• Task description
How many lines in the listing below include the word "title"? Answer with the number and nothing else.

(Figure record listings)
━━━━━━

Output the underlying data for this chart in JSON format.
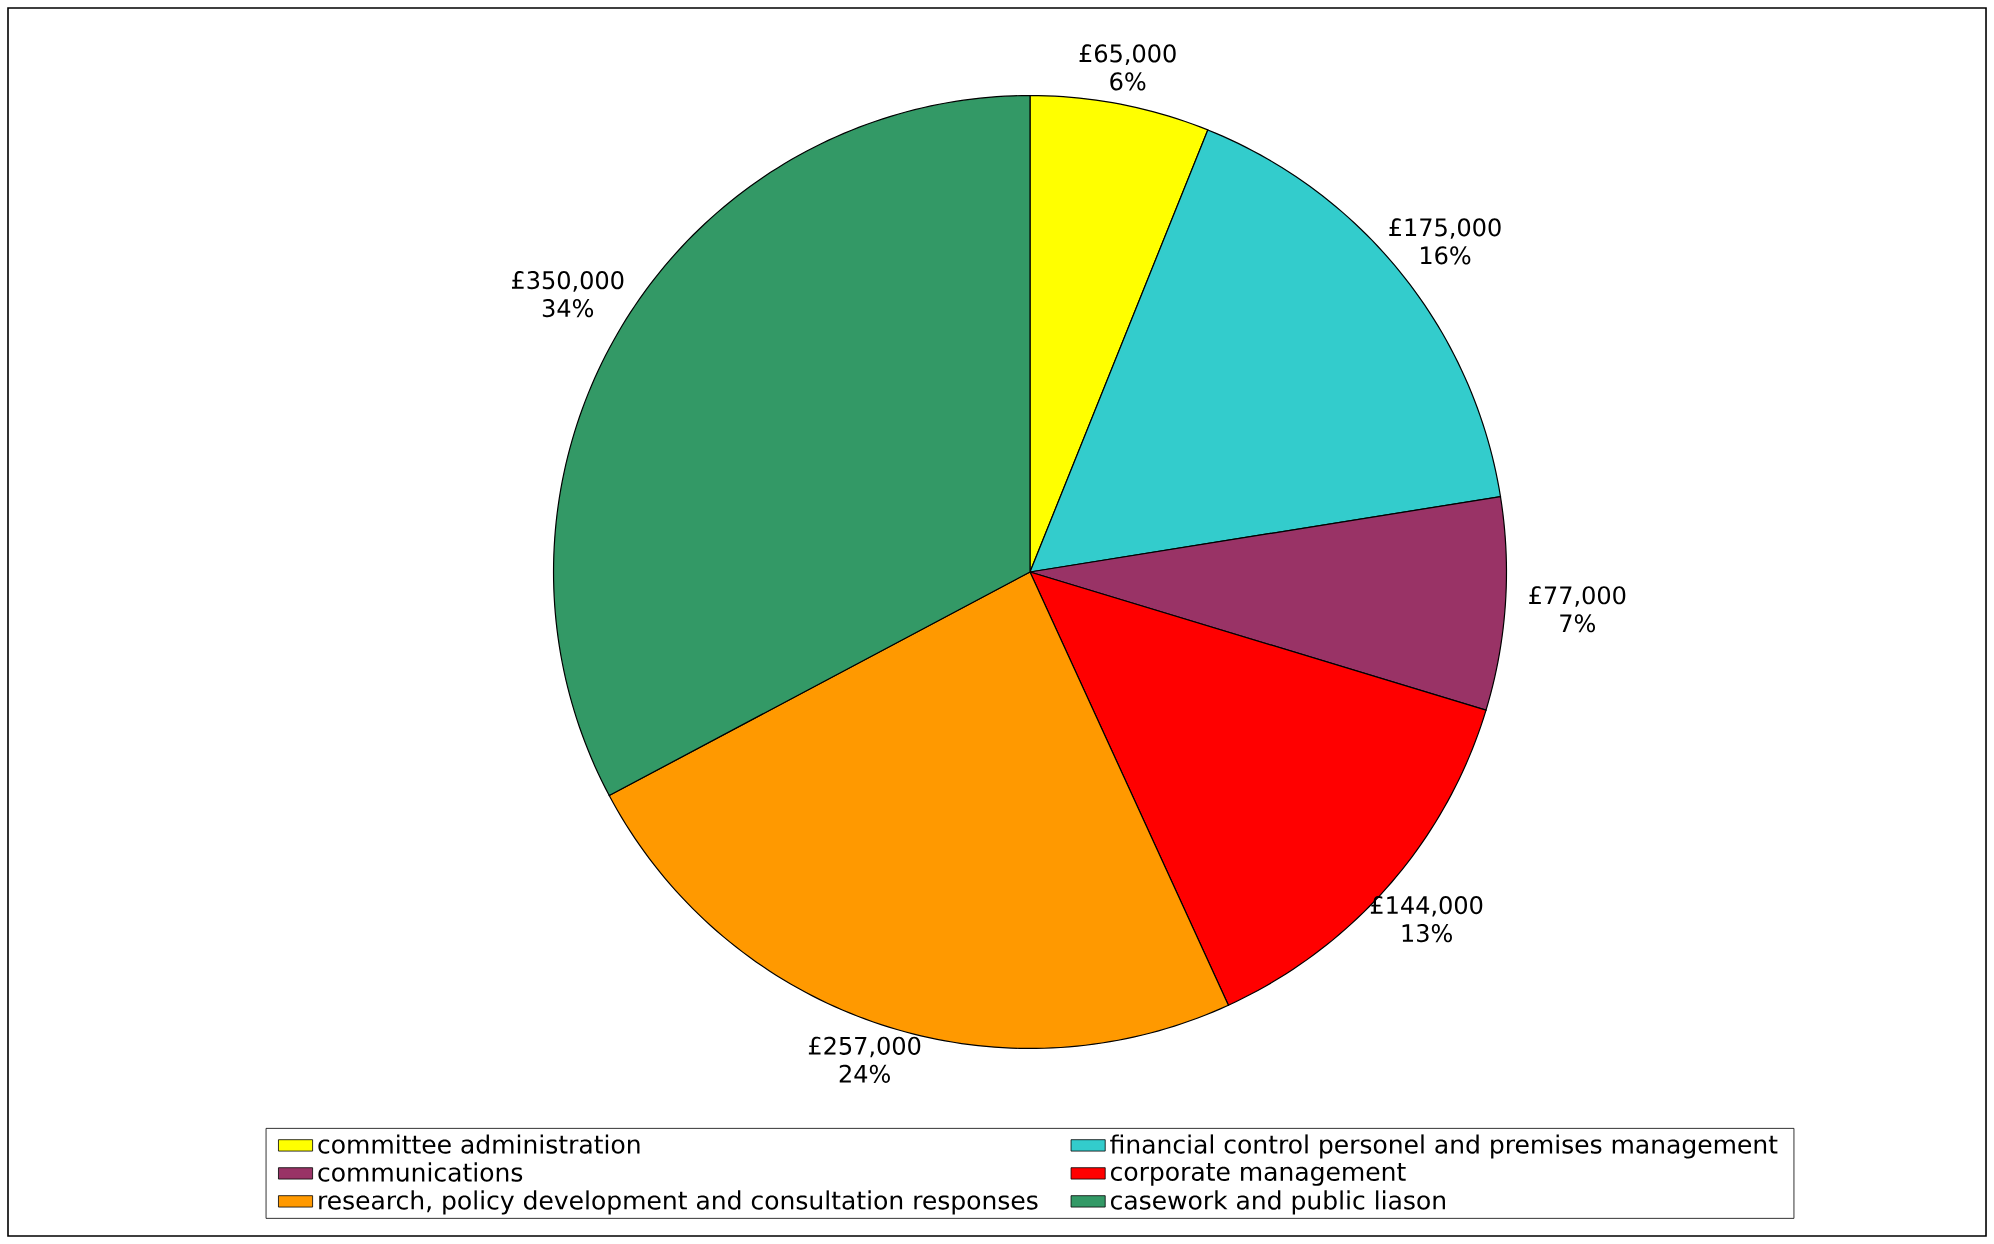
{
  "chart_data": {
    "type": "pie",
    "categories": [
      "committee administration",
      "financial control personel and premises management",
      "communications",
      "corporate management",
      "research, policy development and consultation responses",
      "casework and public liason"
    ],
    "values": [
      65000,
      175000,
      77000,
      144000,
      257000,
      350000
    ],
    "value_labels": [
      "£65,000 6%",
      "£175,000 16%",
      "£77,000 7%",
      "£144,000 13%",
      "£257,000 24%",
      "£350,000 34%"
    ],
    "colors": [
      "#ffff00",
      "#33cccc",
      "#993366",
      "#ff0000",
      "#ff9900",
      "#339966"
    ],
    "legend": "bottom"
  }
}
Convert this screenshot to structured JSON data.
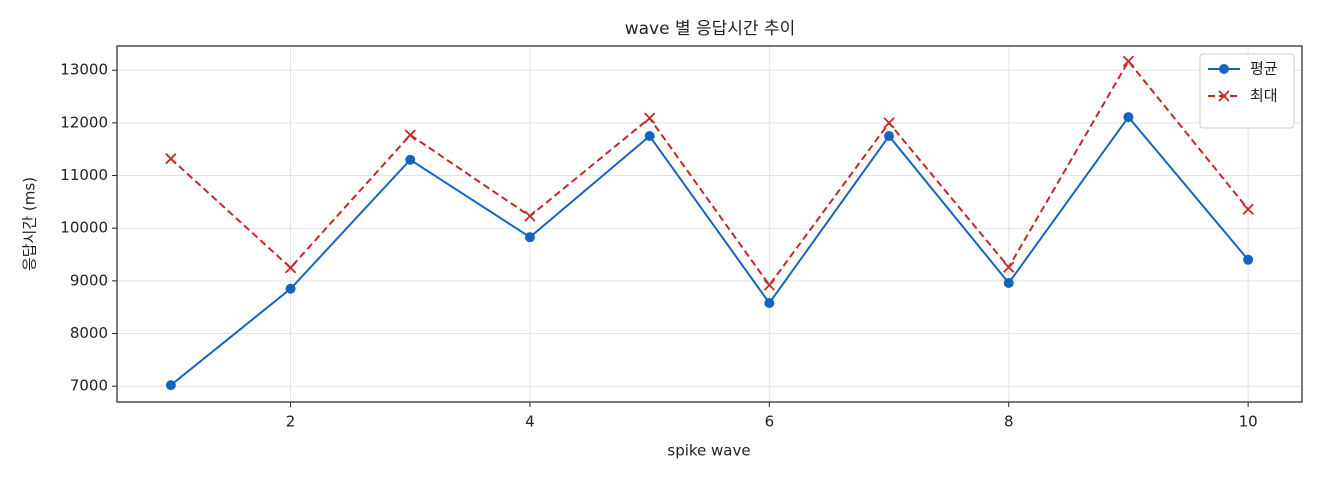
{
  "chart_data": {
    "type": "line",
    "title": "wave 별 응답시간 추이",
    "xlabel": "spike wave",
    "ylabel": "응답시간 (ms)",
    "x": [
      1,
      2,
      3,
      4,
      5,
      6,
      7,
      8,
      9,
      10
    ],
    "series": [
      {
        "name": "평균",
        "color": "#1565c0",
        "marker": "o",
        "linestyle": "solid",
        "values": [
          7020,
          8850,
          11300,
          9830,
          11750,
          8580,
          11750,
          8960,
          12110,
          9400
        ]
      },
      {
        "name": "최대",
        "color": "#c62828",
        "marker": "x",
        "linestyle": "dashed",
        "values": [
          11320,
          9250,
          11770,
          10230,
          12090,
          8920,
          12000,
          9260,
          13170,
          10360
        ]
      }
    ],
    "xlim": [
      0.55,
      10.45
    ],
    "ylim": [
      6700,
      13460
    ],
    "xticks": [
      2,
      4,
      6,
      8,
      10
    ],
    "yticks": [
      7000,
      8000,
      9000,
      10000,
      11000,
      12000,
      13000
    ],
    "grid": true,
    "legend": "upper right"
  }
}
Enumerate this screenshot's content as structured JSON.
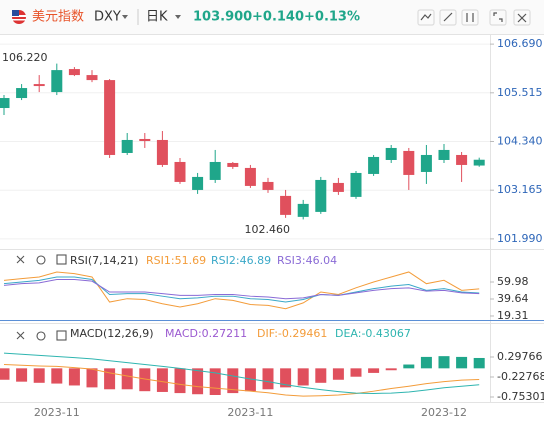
{
  "header": {
    "name": "美元指数",
    "symbol": "DXY",
    "period": "日K",
    "last": "103.900",
    "change": "+0.140",
    "change_pct": "+0.13%"
  },
  "chart_data": [
    {
      "type": "candlestick",
      "up_color": "#1fa68a",
      "down_color": "#e0505d",
      "grid": true,
      "ylim": [
        101.77,
        106.91
      ],
      "yticks": [
        {
          "value": 106.69,
          "label": "106.690"
        },
        105.515,
        {
          "value": 104.34,
          "label": "104.340"
        },
        103.165,
        {
          "value": 101.99,
          "label": "101.990"
        }
      ],
      "annotations": [
        {
          "text": "106.220"
        },
        {
          "text": "102.460"
        }
      ],
      "open": [
        105.148,
        105.389,
        105.726,
        105.533,
        106.088,
        105.943,
        105.822,
        104.063,
        104.401,
        104.377,
        103.846,
        103.171,
        103.412,
        103.822,
        103.702,
        103.364,
        103.027,
        102.521,
        102.641,
        103.34,
        103.003,
        103.557,
        103.894,
        104.112,
        103.605,
        103.894,
        104.015,
        103.76
      ],
      "high": [
        105.461,
        105.726,
        105.943,
        106.22,
        106.136,
        106.063,
        105.846,
        104.545,
        104.545,
        104.593,
        103.943,
        103.581,
        104.136,
        103.846,
        103.774,
        103.461,
        103.171,
        102.93,
        103.485,
        103.461,
        103.629,
        104.015,
        104.256,
        104.184,
        104.256,
        104.28,
        104.087,
        103.95
      ],
      "low": [
        104.979,
        105.34,
        105.533,
        105.461,
        105.919,
        105.774,
        103.943,
        104.015,
        104.184,
        103.726,
        103.316,
        103.075,
        103.34,
        103.678,
        103.22,
        103.099,
        102.497,
        102.46,
        102.593,
        103.051,
        102.955,
        103.509,
        103.822,
        103.171,
        103.316,
        103.822,
        103.364,
        103.73
      ],
      "close": [
        105.389,
        105.63,
        105.678,
        106.063,
        105.943,
        105.822,
        104.015,
        104.377,
        104.352,
        103.774,
        103.364,
        103.485,
        103.846,
        103.726,
        103.268,
        103.171,
        102.569,
        102.834,
        103.412,
        103.123,
        103.581,
        103.967,
        104.184,
        103.533,
        104.015,
        104.136,
        103.774,
        103.9
      ]
    },
    {
      "type": "line",
      "title": "RSI(7,14,21)",
      "ylim": [
        12.1,
        95.9
      ],
      "yticks": [
        59.98,
        39.64,
        19.31
      ],
      "series": [
        {
          "name": "RSI1:51.69",
          "color": "#f39c3a",
          "values": [
            62,
            64,
            66,
            72,
            70,
            66,
            36,
            40,
            39,
            34,
            30,
            34,
            40,
            38,
            33,
            32,
            28,
            35,
            48,
            45,
            53,
            60,
            66,
            72,
            58,
            62,
            50,
            51.69
          ]
        },
        {
          "name": "RSI2:46.89",
          "color": "#3aa8c8",
          "values": [
            58,
            60,
            62,
            66,
            66,
            63,
            45,
            46,
            46,
            43,
            40,
            41,
            43,
            43,
            40,
            39,
            36,
            39,
            45,
            44,
            48,
            52,
            55,
            57,
            50,
            52,
            48,
            46.89
          ]
        },
        {
          "name": "RSI3:46.04",
          "color": "#8a6bd6",
          "values": [
            56,
            58,
            59,
            63,
            63,
            61,
            48,
            48,
            48,
            46,
            44,
            44,
            45,
            45,
            43,
            42,
            40,
            41,
            45,
            44,
            47,
            50,
            52,
            53,
            49,
            50,
            47,
            46.04
          ]
        }
      ]
    },
    {
      "type": "macd",
      "title": "MACD(12,26,9)",
      "ylim": [
        -0.884,
        1.138
      ],
      "yticks": [
        0.29766,
        -0.22768,
        -0.75301
      ],
      "categories": [
        null,
        null,
        null,
        "2023-11",
        null,
        null,
        null,
        null,
        null,
        null,
        null,
        null,
        null,
        null,
        "2023-11",
        null,
        null,
        null,
        null,
        null,
        null,
        null,
        null,
        null,
        null,
        "2023-12",
        null,
        null
      ],
      "series": [
        {
          "name": "MACD:0.27211",
          "type": "bar",
          "color": "#9b59d0",
          "up_color": "#1fa68a",
          "down_color": "#e0505d",
          "values": [
            -0.3,
            -0.35,
            -0.38,
            -0.4,
            -0.45,
            -0.5,
            -0.55,
            -0.55,
            -0.6,
            -0.62,
            -0.65,
            -0.68,
            -0.7,
            -0.65,
            -0.6,
            -0.55,
            -0.5,
            -0.45,
            -0.38,
            -0.3,
            -0.22,
            -0.12,
            -0.05,
            0.1,
            0.3,
            0.32,
            0.3,
            0.27211
          ]
        },
        {
          "name": "DIF:-0.29461",
          "type": "line",
          "color": "#f39c3a",
          "values": [
            0.1,
            0.08,
            0.06,
            0.05,
            0.02,
            -0.02,
            -0.12,
            -0.2,
            -0.28,
            -0.35,
            -0.42,
            -0.48,
            -0.52,
            -0.56,
            -0.6,
            -0.64,
            -0.7,
            -0.73,
            -0.72,
            -0.7,
            -0.66,
            -0.6,
            -0.53,
            -0.47,
            -0.4,
            -0.35,
            -0.31,
            -0.29461
          ]
        },
        {
          "name": "DEA:-0.43067",
          "type": "line",
          "color": "#2fb5b0",
          "values": [
            0.4,
            0.37,
            0.34,
            0.31,
            0.28,
            0.25,
            0.2,
            0.15,
            0.1,
            0.05,
            0.0,
            -0.06,
            -0.12,
            -0.2,
            -0.28,
            -0.35,
            -0.43,
            -0.5,
            -0.56,
            -0.61,
            -0.65,
            -0.66,
            -0.65,
            -0.62,
            -0.57,
            -0.51,
            -0.47,
            -0.43067
          ]
        }
      ]
    }
  ]
}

━━━━━━

• Task result
3